**Instructions to follow:**
Filter the listing below, copying every line in which the word "color" appears.

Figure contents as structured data
• • • • •

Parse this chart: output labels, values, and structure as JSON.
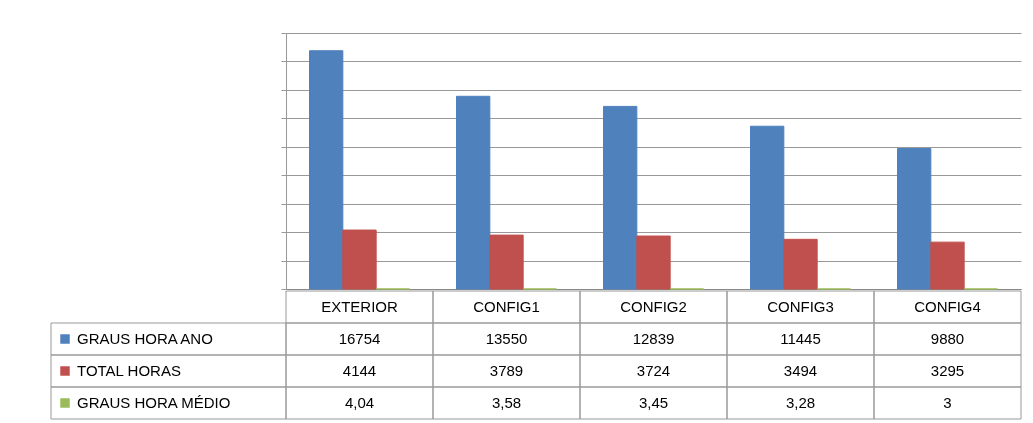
{
  "chart_data": {
    "type": "bar",
    "categories": [
      "EXTERIOR",
      "CONFIG1",
      "CONFIG2",
      "CONFIG3",
      "CONFIG4"
    ],
    "series": [
      {
        "name": "GRAUS HORA ANO",
        "color": "#4f81bd",
        "values": [
          16754,
          13550,
          12839,
          11445,
          9880
        ],
        "value_labels": [
          "16754",
          "13550",
          "12839",
          "11445",
          "9880"
        ]
      },
      {
        "name": "TOTAL HORAS",
        "color": "#c0504d",
        "values": [
          4144,
          3789,
          3724,
          3494,
          3295
        ],
        "value_labels": [
          "4144",
          "3789",
          "3724",
          "3494",
          "3295"
        ]
      },
      {
        "name": "GRAUS HORA MÉDIO",
        "color": "#9bbb59",
        "values": [
          4.04,
          3.58,
          3.45,
          3.28,
          3
        ],
        "value_labels": [
          "4,04",
          "3,58",
          "3,45",
          "3,28",
          "3"
        ]
      }
    ],
    "ylim": [
      0,
      18000
    ],
    "yticks": [
      0,
      2000,
      4000,
      6000,
      8000,
      10000,
      12000,
      14000,
      16000,
      18000
    ],
    "tick_labels": "x",
    "grid": "y",
    "legend": "bottom"
  }
}
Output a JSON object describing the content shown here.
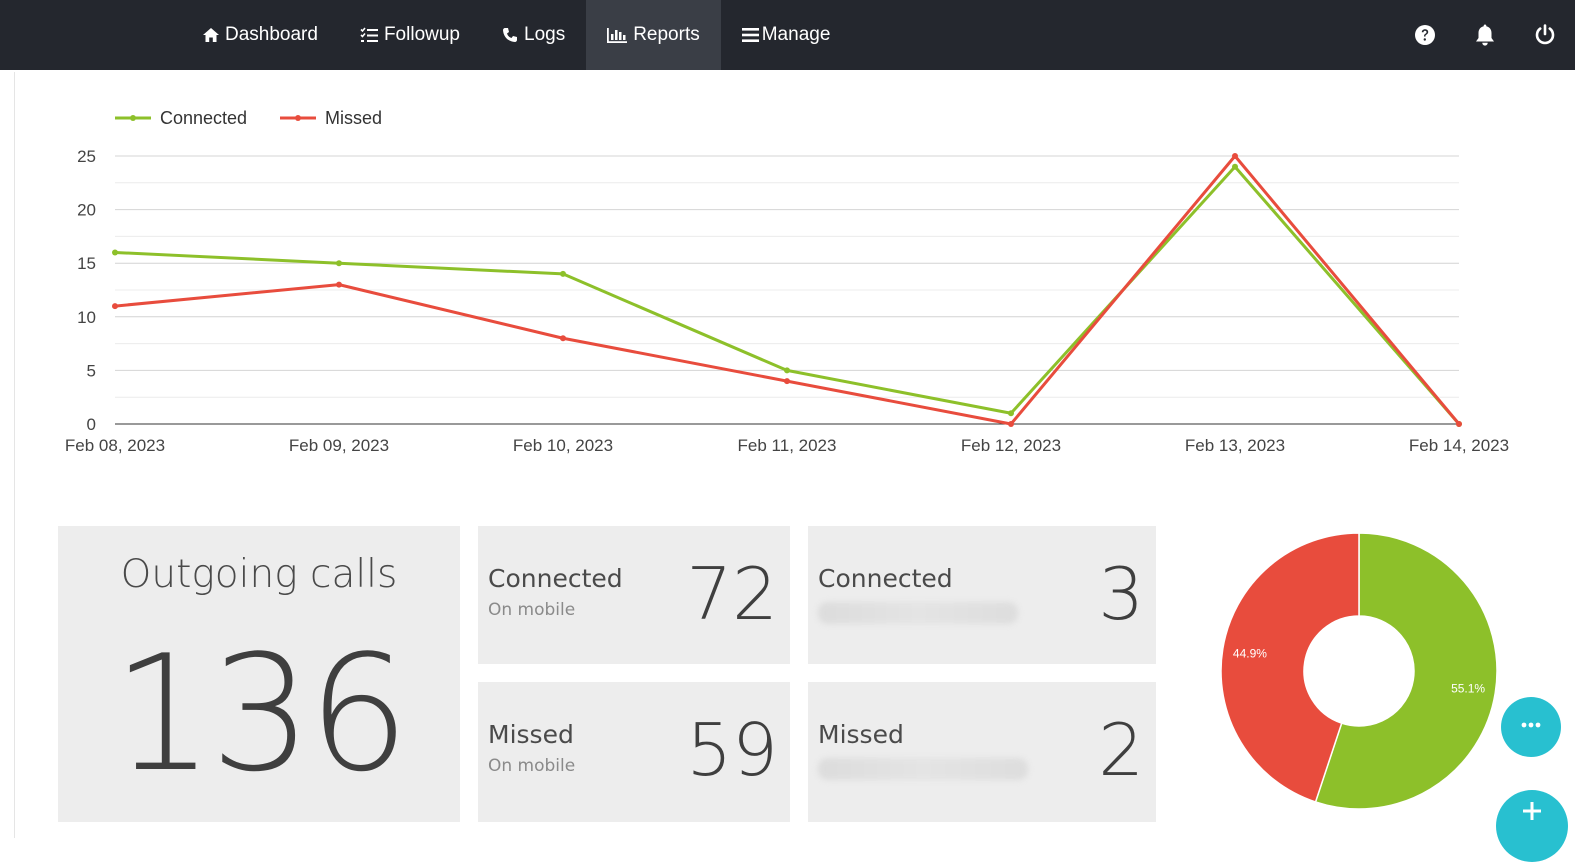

• • • • •

**Exercise solution:**
        "color": "#4f81bd",
        "color": "#c0504d",
        "color": "#9bbb59",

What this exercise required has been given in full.